▶ _Objective_
Copy nothing but the text: repeat each entry exactly and drop the images.

-*-

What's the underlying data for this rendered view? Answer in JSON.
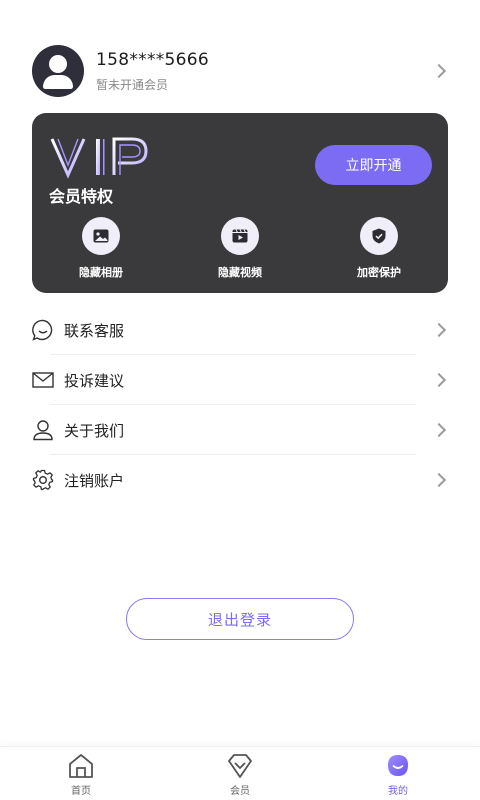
{
  "profile": {
    "phone": "158****5666",
    "status": "暂未开通会员"
  },
  "vip": {
    "logo_text": "VIP",
    "title": "会员特权",
    "open_button": "立即开通",
    "perks": [
      {
        "label": "隐藏相册",
        "icon": "album-icon"
      },
      {
        "label": "隐藏视频",
        "icon": "video-icon"
      },
      {
        "label": "加密保护",
        "icon": "shield-icon"
      }
    ],
    "accent_color": "#7c6cf3",
    "card_color": "#3a393b"
  },
  "menu": {
    "items": [
      {
        "label": "联系客服",
        "icon": "chat-icon"
      },
      {
        "label": "投诉建议",
        "icon": "mail-icon"
      },
      {
        "label": "关于我们",
        "icon": "person-icon"
      },
      {
        "label": "注销账户",
        "icon": "settings-icon"
      }
    ]
  },
  "logout_label": "退出登录",
  "tabbar": {
    "tabs": [
      {
        "label": "首页",
        "icon": "home-icon",
        "active": false
      },
      {
        "label": "会员",
        "icon": "diamond-icon",
        "active": false
      },
      {
        "label": "我的",
        "icon": "profile-icon",
        "active": true
      }
    ]
  }
}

-*-

▶ _Full answer_
What's the underlying data for this rendered view? Answer in JSON.
{
  "profile": {
    "phone": "158****5666",
    "status": "暂未开通会员"
  },
  "vip": {
    "logo_text": "VIP",
    "title": "会员特权",
    "open_button": "立即开通",
    "perks": [
      {
        "label": "隐藏相册",
        "icon": "album-icon"
      },
      {
        "label": "隐藏视频",
        "icon": "video-icon"
      },
      {
        "label": "加密保护",
        "icon": "shield-icon"
      }
    ],
    "accent_color": "#7c6cf3",
    "card_color": "#3a393b"
  },
  "menu": {
    "items": [
      {
        "label": "联系客服",
        "icon": "chat-icon"
      },
      {
        "label": "投诉建议",
        "icon": "mail-icon"
      },
      {
        "label": "关于我们",
        "icon": "person-icon"
      },
      {
        "label": "注销账户",
        "icon": "settings-icon"
      }
    ]
  },
  "logout_label": "退出登录",
  "tabbar": {
    "tabs": [
      {
        "label": "首页",
        "icon": "home-icon",
        "active": false
      },
      {
        "label": "会员",
        "icon": "diamond-icon",
        "active": false
      },
      {
        "label": "我的",
        "icon": "profile-icon",
        "active": true
      }
    ]
  }
}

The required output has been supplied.